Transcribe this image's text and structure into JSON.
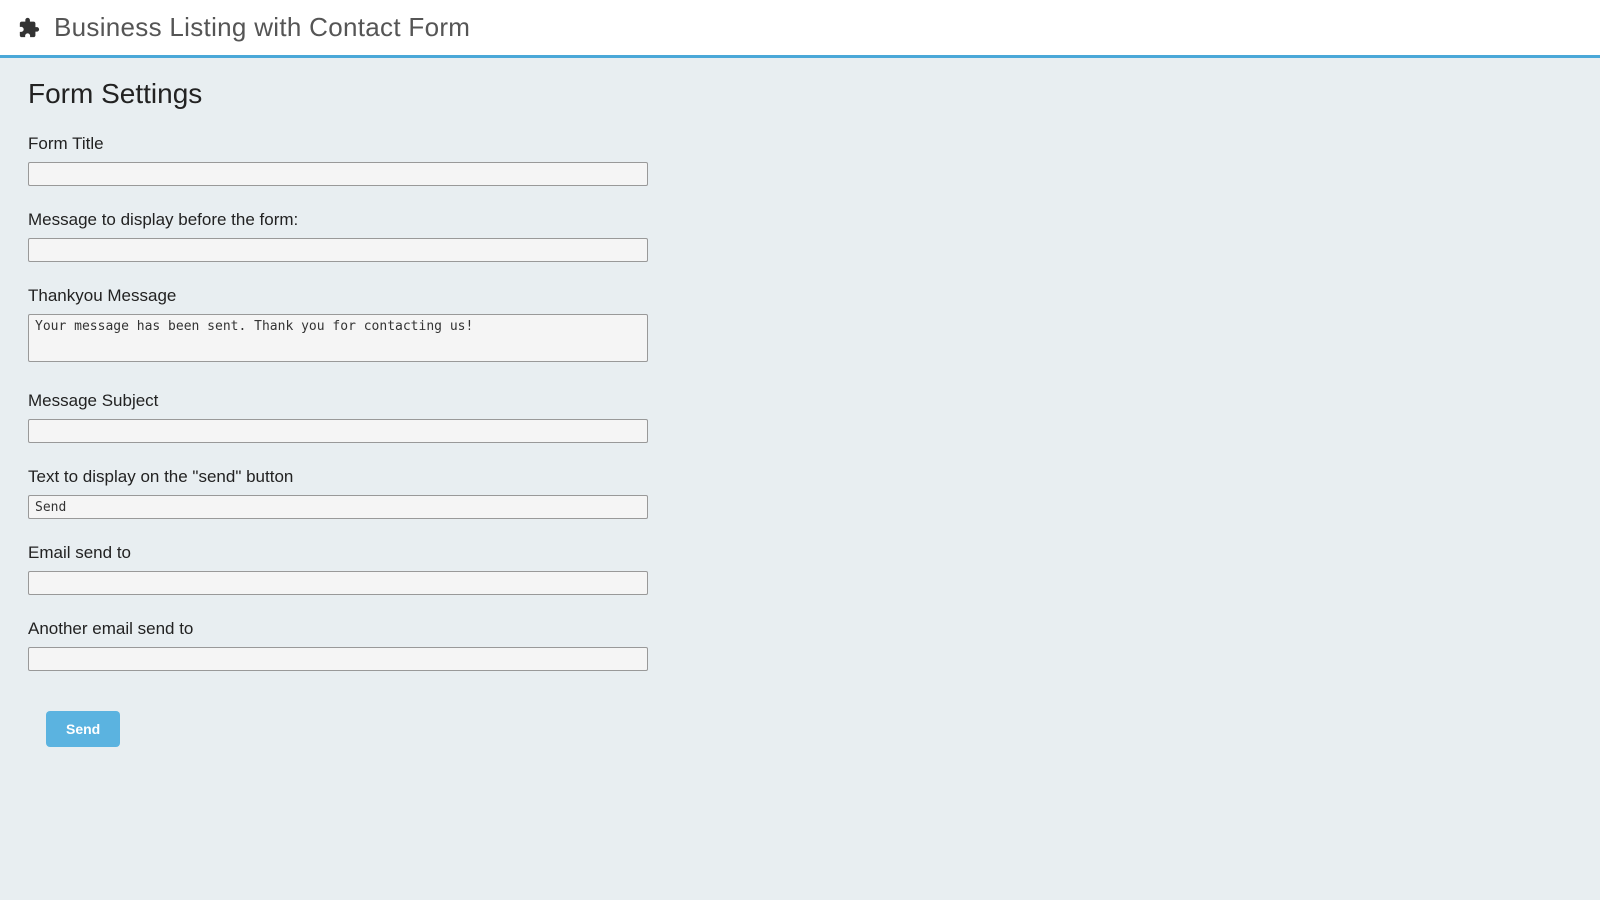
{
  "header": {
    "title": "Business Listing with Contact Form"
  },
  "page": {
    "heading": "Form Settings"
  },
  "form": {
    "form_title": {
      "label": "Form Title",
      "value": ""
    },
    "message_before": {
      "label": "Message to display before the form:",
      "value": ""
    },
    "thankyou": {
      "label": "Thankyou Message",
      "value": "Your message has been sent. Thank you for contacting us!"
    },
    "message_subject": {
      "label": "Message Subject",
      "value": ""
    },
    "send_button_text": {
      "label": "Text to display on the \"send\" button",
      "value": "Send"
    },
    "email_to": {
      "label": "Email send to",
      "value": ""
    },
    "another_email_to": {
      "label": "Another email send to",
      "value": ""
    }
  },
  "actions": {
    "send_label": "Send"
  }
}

■ **Job**
Take the entries shown above and quote them verbatim, passing over the pictures.

■ **Solution**
Transcribe this image's text and structure into JSON.
{
  "header": {
    "title": "Business Listing with Contact Form"
  },
  "page": {
    "heading": "Form Settings"
  },
  "form": {
    "form_title": {
      "label": "Form Title",
      "value": ""
    },
    "message_before": {
      "label": "Message to display before the form:",
      "value": ""
    },
    "thankyou": {
      "label": "Thankyou Message",
      "value": "Your message has been sent. Thank you for contacting us!"
    },
    "message_subject": {
      "label": "Message Subject",
      "value": ""
    },
    "send_button_text": {
      "label": "Text to display on the \"send\" button",
      "value": "Send"
    },
    "email_to": {
      "label": "Email send to",
      "value": ""
    },
    "another_email_to": {
      "label": "Another email send to",
      "value": ""
    }
  },
  "actions": {
    "send_label": "Send"
  }
}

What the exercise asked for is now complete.